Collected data
----

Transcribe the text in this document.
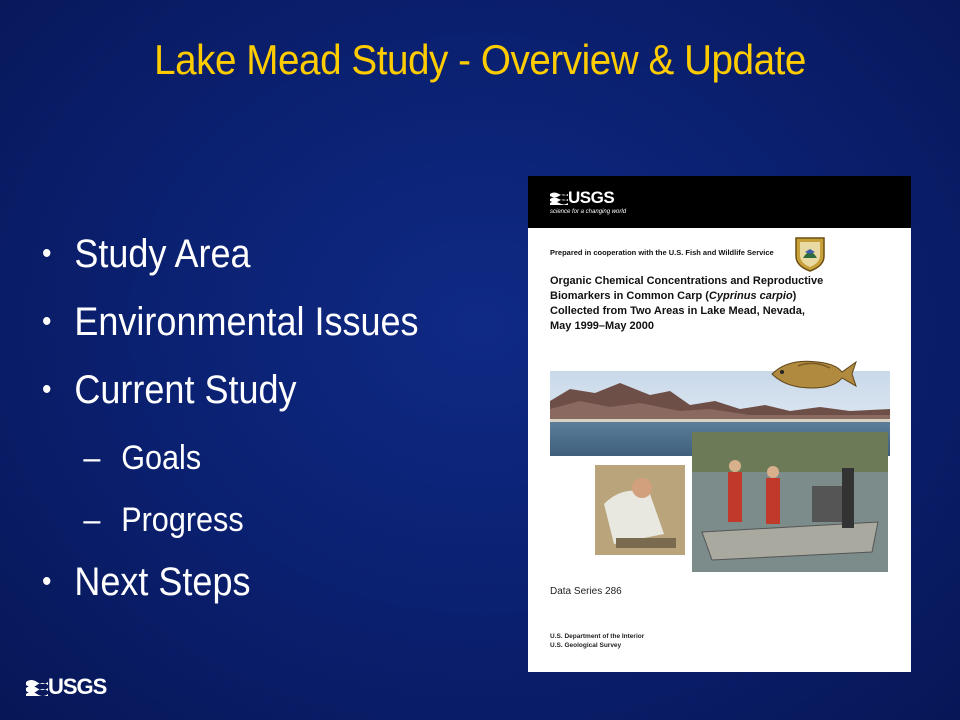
Lake Mead Study - Overview & Update
• Study Area
• Environmental Issues
• Current Study
– Goals
– Progress
• Next Steps
USGS
science for a changing world
Prepared in cooperation with the U.S. Fish and Wildlife Service
Organic Chemical Concentrations and Reproductive
Biomarkers in Common Carp (Cyprinus carpio)
Collected from Two Areas in Lake Mead, Nevada,
May 1999–May 2000
Data Series 286
U.S. Department of the Interior
U.S. Geological Survey
USGS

----

## To be done
Quote the entries in full. Any image among them is to be omitted from the copy.

## Response to this task
Transcribe the text in this document.
Lake Mead Study - Overview & Update
• Study Area
• Environmental Issues
• Current Study
– Goals
– Progress
• Next Steps
USGS
science for a changing world
Prepared in cooperation with the U.S. Fish and Wildlife Service
Organic Chemical Concentrations and Reproductive
Biomarkers in Common Carp (Cyprinus carpio)
Collected from Two Areas in Lake Mead, Nevada,
May 1999–May 2000
Data Series 286
U.S. Department of the Interior
U.S. Geological Survey
USGS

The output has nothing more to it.